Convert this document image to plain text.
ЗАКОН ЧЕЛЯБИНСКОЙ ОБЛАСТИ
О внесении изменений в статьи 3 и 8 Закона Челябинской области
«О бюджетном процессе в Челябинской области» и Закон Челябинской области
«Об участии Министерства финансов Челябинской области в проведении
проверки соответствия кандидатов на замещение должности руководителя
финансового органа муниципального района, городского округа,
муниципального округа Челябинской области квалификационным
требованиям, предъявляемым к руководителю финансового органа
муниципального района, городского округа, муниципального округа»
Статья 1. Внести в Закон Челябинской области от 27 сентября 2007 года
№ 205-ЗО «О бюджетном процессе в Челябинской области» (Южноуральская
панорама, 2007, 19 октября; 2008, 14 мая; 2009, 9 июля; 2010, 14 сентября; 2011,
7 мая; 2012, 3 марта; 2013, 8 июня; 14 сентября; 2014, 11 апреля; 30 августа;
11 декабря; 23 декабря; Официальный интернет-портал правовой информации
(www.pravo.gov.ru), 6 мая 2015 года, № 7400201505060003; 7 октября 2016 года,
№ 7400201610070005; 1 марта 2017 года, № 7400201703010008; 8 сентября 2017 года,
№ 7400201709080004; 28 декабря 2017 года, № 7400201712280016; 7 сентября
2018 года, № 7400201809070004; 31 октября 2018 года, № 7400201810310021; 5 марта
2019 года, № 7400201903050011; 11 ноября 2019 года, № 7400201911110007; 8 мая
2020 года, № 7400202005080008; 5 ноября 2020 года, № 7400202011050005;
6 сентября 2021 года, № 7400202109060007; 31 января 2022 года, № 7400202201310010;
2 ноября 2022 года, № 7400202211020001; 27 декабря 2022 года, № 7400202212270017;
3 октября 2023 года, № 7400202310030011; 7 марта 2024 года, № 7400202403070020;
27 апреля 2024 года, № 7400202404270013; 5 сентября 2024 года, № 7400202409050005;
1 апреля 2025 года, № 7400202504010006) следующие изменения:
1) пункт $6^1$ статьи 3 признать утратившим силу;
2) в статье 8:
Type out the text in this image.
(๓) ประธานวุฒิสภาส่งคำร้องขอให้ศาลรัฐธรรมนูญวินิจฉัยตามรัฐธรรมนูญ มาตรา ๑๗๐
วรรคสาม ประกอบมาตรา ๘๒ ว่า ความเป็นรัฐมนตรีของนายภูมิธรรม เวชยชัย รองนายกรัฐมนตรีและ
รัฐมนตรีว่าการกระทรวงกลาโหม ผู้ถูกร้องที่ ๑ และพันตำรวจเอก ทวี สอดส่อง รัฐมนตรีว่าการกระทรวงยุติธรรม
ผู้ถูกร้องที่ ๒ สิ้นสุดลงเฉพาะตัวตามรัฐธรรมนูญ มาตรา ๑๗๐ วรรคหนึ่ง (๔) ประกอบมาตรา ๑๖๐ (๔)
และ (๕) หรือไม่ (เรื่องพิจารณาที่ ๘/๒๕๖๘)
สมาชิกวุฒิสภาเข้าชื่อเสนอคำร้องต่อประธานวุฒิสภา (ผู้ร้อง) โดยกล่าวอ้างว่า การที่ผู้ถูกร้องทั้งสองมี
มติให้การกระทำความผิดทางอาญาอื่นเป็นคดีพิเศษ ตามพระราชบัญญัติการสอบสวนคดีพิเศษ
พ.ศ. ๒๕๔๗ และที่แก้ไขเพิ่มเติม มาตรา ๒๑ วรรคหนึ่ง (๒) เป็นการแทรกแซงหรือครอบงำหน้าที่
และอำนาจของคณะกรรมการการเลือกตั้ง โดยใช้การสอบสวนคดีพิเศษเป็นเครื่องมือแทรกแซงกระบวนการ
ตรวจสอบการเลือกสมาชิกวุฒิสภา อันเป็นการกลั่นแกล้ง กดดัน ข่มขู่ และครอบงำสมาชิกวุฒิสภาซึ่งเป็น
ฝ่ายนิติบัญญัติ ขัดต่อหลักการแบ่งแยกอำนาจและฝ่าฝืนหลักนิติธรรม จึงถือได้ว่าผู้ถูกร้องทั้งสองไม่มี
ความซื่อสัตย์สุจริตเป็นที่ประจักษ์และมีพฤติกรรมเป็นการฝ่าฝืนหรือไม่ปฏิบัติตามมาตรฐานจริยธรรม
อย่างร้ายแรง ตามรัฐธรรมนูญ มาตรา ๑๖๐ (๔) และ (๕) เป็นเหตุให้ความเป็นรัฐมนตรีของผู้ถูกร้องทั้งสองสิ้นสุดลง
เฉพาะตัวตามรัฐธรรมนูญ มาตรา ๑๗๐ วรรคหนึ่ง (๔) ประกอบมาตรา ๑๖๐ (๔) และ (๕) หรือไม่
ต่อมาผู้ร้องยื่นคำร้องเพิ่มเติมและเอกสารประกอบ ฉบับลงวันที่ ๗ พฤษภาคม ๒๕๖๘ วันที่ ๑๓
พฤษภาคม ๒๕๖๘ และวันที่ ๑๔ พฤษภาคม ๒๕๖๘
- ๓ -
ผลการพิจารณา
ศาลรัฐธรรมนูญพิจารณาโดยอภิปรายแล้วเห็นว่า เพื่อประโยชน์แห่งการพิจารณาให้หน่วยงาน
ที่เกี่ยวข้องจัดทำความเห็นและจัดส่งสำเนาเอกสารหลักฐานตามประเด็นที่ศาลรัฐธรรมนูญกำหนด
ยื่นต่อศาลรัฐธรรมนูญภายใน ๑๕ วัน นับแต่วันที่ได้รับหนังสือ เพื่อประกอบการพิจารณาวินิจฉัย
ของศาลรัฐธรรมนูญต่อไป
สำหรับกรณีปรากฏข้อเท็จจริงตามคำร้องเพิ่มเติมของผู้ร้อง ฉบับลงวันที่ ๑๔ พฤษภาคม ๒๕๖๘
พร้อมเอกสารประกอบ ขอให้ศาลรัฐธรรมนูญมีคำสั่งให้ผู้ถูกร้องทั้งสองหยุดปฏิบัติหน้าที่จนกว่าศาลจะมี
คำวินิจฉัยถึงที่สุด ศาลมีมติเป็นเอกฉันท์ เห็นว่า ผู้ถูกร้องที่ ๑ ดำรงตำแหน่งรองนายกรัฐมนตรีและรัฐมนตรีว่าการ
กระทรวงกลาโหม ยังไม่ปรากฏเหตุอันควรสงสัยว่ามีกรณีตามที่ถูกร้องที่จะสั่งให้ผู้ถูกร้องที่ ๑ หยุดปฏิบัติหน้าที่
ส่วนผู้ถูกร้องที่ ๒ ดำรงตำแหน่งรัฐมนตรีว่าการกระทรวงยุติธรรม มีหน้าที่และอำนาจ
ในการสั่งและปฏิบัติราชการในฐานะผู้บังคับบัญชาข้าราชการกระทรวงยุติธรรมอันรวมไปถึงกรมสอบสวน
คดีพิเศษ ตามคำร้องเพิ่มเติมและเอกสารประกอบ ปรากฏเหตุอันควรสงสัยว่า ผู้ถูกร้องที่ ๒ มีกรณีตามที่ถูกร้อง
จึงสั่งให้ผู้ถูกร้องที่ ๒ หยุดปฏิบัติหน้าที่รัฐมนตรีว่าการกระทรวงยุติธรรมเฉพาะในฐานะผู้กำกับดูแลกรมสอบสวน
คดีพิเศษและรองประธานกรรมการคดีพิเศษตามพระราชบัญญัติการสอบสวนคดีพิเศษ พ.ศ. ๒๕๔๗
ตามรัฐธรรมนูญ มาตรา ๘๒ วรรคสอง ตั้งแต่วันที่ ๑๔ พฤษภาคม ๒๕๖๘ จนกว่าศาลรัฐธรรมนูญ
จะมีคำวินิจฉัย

Written instruction: Find the word "ปรากฏเหต" in the entries, and copy every line it shows up in.

Exercise response:
กระทรวงกลาโหม ยังไม่ปรากฏเหตุอันควรสงสัยว่ามีกรณีตามที่ถูกร้องที่จะสั่งให้ผู้ถูกร้องที่ ๑ หยุดปฏิบัติหน้าที่
คดีพิเศษ ตามคำร้องเพิ่มเติมและเอกสารประกอบ ปรากฏเหตุอันควรสงสัยว่า ผู้ถูกร้องที่ ๒ มีกรณีตามที่ถูกร้อง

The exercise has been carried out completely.